■ **Written problem**: Work out how many lines include "bautismo" and answer with that number only.

Records contained in a dataset
○ ○ ○ ○ ○ ○ ○
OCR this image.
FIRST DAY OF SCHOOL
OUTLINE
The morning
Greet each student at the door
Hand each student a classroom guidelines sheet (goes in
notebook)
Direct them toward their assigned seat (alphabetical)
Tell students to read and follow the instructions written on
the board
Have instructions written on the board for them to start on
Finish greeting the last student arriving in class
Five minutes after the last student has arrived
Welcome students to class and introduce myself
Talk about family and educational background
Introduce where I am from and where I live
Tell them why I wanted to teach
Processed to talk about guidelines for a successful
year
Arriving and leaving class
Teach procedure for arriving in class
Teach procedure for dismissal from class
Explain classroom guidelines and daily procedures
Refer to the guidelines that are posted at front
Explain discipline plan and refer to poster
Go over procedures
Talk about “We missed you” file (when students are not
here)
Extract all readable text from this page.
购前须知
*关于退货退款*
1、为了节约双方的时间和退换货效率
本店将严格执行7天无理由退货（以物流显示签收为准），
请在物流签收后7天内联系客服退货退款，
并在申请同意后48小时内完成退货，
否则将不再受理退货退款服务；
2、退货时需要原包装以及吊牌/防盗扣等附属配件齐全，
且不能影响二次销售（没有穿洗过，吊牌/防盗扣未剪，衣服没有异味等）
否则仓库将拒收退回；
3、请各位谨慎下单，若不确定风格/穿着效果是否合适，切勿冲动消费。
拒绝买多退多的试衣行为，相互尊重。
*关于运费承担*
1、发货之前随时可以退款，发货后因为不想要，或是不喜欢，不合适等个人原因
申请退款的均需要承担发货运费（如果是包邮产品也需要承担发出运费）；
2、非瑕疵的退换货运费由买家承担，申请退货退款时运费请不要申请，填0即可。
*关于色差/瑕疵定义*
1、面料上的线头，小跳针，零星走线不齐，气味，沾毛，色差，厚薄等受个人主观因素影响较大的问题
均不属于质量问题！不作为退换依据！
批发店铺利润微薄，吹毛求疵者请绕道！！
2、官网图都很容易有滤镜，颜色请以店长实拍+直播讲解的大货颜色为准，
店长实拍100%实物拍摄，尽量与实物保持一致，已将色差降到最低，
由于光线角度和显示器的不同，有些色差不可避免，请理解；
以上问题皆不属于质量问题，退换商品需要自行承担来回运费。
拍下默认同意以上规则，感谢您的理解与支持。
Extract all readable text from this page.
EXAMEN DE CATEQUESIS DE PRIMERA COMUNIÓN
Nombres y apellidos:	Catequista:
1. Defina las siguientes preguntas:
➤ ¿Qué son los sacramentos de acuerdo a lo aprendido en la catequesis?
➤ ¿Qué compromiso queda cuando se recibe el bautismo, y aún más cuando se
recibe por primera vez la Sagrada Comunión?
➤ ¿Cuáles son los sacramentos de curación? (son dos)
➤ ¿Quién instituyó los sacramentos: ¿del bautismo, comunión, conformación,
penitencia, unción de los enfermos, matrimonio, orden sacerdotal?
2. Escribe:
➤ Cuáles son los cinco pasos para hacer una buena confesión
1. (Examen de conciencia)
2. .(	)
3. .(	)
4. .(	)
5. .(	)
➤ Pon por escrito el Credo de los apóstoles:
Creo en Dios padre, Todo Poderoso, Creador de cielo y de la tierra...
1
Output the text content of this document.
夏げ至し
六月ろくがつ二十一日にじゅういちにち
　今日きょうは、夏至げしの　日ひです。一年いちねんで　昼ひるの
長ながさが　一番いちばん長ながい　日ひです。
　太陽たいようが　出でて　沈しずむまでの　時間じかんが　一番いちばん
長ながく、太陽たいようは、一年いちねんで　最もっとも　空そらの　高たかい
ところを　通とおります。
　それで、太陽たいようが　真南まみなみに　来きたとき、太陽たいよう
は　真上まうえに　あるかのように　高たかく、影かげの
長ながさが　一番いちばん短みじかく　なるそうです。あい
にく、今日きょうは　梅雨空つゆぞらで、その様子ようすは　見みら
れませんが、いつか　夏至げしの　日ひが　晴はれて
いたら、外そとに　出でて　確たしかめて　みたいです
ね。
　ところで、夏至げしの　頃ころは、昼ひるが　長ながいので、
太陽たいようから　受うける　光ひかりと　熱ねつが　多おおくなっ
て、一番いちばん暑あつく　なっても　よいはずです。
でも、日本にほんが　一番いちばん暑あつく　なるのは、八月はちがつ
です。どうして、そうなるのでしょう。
○ ○ ○ ○ ○ ○ ○
■ **Solution to this exercise**: 2